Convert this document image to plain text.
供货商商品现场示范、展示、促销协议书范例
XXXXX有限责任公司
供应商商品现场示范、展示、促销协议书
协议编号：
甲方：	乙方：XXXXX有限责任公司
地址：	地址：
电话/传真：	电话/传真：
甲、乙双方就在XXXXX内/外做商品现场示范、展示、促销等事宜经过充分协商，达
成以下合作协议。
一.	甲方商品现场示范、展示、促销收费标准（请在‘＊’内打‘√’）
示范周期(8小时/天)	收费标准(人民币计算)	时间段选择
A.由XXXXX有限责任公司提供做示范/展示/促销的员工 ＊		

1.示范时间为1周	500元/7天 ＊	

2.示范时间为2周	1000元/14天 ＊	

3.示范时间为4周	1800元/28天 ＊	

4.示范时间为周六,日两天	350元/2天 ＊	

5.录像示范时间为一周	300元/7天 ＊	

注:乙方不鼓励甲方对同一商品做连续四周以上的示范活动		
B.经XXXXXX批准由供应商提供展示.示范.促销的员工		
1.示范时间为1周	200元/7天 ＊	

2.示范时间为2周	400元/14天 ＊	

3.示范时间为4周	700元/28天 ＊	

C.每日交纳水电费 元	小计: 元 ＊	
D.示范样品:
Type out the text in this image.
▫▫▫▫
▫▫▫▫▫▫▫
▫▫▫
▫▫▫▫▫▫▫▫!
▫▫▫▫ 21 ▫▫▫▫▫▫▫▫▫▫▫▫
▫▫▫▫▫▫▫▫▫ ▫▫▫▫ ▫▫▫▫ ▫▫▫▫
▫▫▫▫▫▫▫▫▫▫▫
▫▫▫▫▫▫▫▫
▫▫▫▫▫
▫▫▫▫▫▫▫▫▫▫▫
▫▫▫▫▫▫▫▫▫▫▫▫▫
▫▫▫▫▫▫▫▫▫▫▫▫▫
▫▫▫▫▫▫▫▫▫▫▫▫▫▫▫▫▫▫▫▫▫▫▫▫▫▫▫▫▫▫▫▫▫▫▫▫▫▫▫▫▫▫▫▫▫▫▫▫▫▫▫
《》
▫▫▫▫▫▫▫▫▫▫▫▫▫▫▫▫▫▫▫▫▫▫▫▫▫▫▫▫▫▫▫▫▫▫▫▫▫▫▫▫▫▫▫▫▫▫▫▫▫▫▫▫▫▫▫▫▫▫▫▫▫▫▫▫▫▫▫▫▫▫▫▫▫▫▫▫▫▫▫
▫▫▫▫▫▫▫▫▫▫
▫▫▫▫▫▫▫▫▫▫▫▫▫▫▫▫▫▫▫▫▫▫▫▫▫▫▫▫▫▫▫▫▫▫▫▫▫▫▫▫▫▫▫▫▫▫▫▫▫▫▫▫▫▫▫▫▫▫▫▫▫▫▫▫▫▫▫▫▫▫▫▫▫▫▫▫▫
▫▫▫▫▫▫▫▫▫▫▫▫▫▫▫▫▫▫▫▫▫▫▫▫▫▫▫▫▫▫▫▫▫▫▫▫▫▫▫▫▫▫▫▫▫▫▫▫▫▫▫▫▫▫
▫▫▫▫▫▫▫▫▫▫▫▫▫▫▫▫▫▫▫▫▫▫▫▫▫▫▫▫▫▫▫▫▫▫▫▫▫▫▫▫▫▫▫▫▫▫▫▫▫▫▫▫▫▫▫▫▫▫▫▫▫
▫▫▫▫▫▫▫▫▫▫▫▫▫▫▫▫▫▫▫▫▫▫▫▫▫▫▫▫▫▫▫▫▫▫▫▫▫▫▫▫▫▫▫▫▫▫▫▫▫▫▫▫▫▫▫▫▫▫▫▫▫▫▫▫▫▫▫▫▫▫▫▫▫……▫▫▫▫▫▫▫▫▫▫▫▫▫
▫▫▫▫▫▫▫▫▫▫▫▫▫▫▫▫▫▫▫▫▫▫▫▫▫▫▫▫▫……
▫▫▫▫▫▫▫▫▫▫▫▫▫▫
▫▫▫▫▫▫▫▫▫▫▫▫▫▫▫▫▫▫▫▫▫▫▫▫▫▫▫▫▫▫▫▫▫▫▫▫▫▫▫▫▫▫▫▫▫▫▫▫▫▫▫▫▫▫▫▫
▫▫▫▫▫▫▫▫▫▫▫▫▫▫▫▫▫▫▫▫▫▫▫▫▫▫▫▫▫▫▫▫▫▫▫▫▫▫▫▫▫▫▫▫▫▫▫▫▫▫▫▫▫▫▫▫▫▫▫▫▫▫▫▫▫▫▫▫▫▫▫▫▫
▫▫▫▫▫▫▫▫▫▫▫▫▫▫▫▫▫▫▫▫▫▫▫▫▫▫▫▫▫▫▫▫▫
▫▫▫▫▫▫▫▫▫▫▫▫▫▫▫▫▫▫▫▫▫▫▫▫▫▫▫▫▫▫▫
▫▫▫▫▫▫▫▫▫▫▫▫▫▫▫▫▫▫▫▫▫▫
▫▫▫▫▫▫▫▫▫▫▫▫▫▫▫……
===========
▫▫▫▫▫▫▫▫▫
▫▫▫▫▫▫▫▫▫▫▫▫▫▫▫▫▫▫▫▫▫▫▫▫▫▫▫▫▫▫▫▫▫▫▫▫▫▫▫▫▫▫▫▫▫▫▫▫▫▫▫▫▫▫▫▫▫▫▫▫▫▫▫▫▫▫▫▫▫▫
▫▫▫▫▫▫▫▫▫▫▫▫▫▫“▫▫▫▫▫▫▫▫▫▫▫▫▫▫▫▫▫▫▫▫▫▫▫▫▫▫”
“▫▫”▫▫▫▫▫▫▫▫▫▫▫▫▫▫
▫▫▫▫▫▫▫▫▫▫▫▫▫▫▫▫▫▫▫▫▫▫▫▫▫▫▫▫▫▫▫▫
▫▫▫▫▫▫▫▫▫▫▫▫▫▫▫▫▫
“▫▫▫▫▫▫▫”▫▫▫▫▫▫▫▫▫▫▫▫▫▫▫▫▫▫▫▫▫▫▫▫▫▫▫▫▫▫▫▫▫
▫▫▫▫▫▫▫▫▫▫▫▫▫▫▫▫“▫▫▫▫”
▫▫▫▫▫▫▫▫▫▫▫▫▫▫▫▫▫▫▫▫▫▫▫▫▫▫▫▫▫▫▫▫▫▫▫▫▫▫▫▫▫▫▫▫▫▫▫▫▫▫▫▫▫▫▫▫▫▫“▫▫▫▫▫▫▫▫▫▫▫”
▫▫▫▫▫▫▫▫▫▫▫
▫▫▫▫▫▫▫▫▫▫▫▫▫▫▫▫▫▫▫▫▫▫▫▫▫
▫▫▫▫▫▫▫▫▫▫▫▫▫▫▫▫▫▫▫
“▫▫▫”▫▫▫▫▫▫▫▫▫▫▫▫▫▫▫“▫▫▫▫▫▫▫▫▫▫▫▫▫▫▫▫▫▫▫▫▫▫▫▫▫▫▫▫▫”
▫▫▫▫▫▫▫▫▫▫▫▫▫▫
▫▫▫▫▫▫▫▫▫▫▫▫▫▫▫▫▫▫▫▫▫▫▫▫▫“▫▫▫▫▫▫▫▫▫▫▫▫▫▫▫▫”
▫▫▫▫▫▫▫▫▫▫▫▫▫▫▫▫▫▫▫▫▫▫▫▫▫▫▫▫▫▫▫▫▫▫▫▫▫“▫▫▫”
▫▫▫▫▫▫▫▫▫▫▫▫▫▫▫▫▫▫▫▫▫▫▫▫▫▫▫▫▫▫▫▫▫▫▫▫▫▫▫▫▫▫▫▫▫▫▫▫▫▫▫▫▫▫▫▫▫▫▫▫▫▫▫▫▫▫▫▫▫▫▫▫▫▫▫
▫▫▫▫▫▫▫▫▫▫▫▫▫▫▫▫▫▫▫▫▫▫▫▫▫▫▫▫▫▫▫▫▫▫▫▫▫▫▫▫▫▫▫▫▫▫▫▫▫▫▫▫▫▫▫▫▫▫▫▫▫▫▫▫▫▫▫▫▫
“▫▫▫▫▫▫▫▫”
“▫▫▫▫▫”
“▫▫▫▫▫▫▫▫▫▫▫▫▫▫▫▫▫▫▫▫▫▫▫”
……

━━━━

What the task requires: Lines from the records above that hold "this" are the ones to list.

Task answer:
Convert this document image to plain text.
Type out the text in this image.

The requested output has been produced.